Saved data entries:
···
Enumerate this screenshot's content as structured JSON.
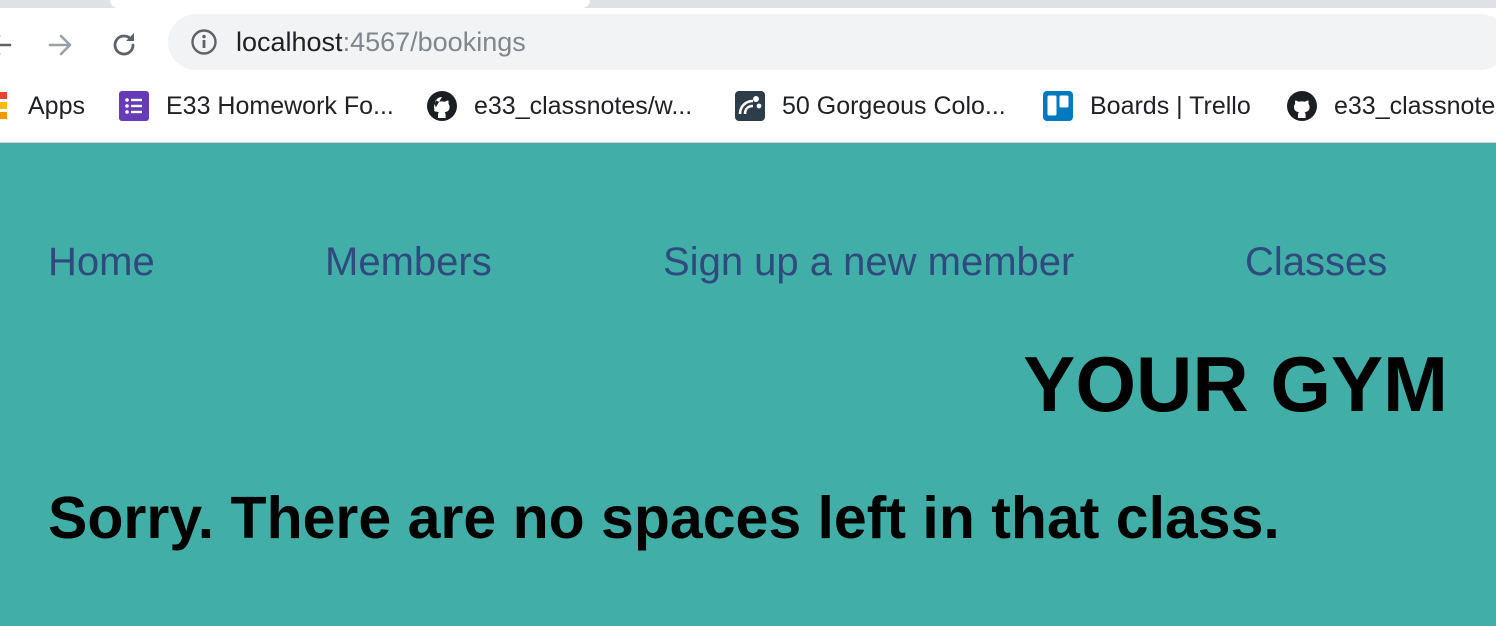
{
  "browser": {
    "url": {
      "host": "localhost",
      "path": ":4567/bookings"
    },
    "bookmarks": [
      {
        "label": "Apps",
        "icon": "apps-grid-icon"
      },
      {
        "label": "E33 Homework Fo...",
        "icon": "google-forms-icon"
      },
      {
        "label": "e33_classnotes/w...",
        "icon": "github-icon"
      },
      {
        "label": "50 Gorgeous Colo...",
        "icon": "palette-icon"
      },
      {
        "label": "Boards | Trello",
        "icon": "trello-icon"
      },
      {
        "label": "e33_classnote",
        "icon": "github-icon"
      }
    ]
  },
  "nav": {
    "home": "Home",
    "members": "Members",
    "signup": "Sign up a new member",
    "classes": "Classes"
  },
  "brand": "YOUR GYM",
  "message": "Sorry. There are no spaces left in that class.",
  "colors": {
    "page_background": "#41aea8",
    "nav_link": "#2f4a7d",
    "heading": "#000000"
  }
}
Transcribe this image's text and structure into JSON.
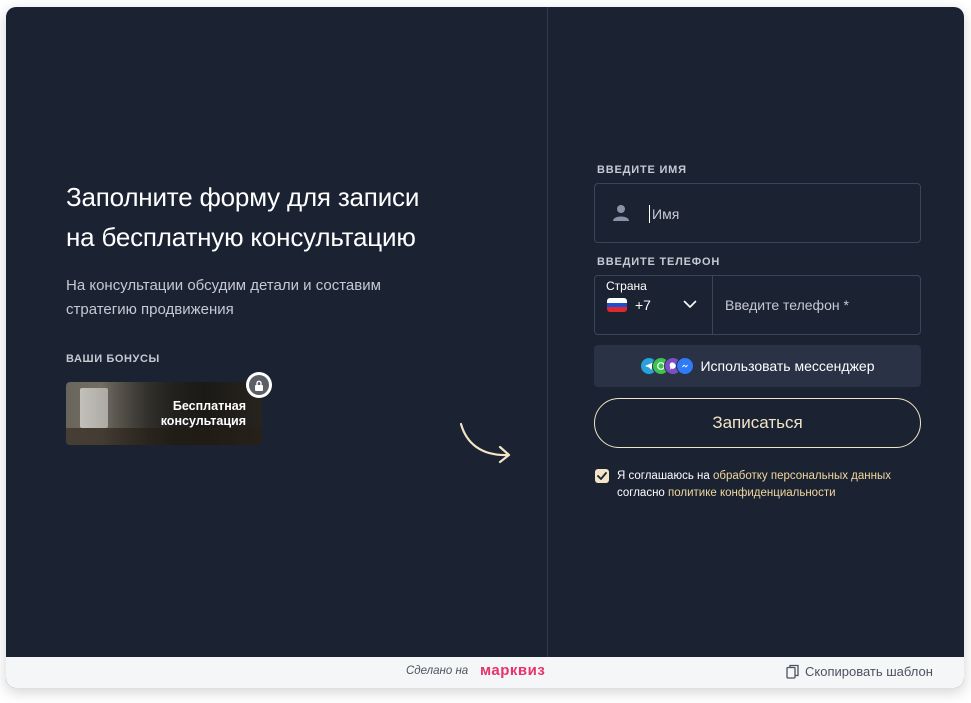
···
Write the entries above out in full, exactly, with no images.

Enumerate this screenshot's content as structured JSON.
{
  "browser": {
    "url": {
      "host": "localhost",
      "path": ":4567/bookings"
    },
    "bookmarks": [
      {
        "label": "Apps",
        "icon": "apps-grid-icon"
      },
      {
        "label": "E33 Homework Fo...",
        "icon": "google-forms-icon"
      },
      {
        "label": "e33_classnotes/w...",
        "icon": "github-icon"
      },
      {
        "label": "50 Gorgeous Colo...",
        "icon": "palette-icon"
      },
      {
        "label": "Boards | Trello",
        "icon": "trello-icon"
      },
      {
        "label": "e33_classnote",
        "icon": "github-icon"
      }
    ]
  },
  "nav": {
    "home": "Home",
    "members": "Members",
    "signup": "Sign up a new member",
    "classes": "Classes"
  },
  "brand": "YOUR GYM",
  "message": "Sorry. There are no spaces left in that class.",
  "colors": {
    "page_background": "#41aea8",
    "nav_link": "#2f4a7d",
    "heading": "#000000"
  }
}
Transcribe this image's text and structure into JSON.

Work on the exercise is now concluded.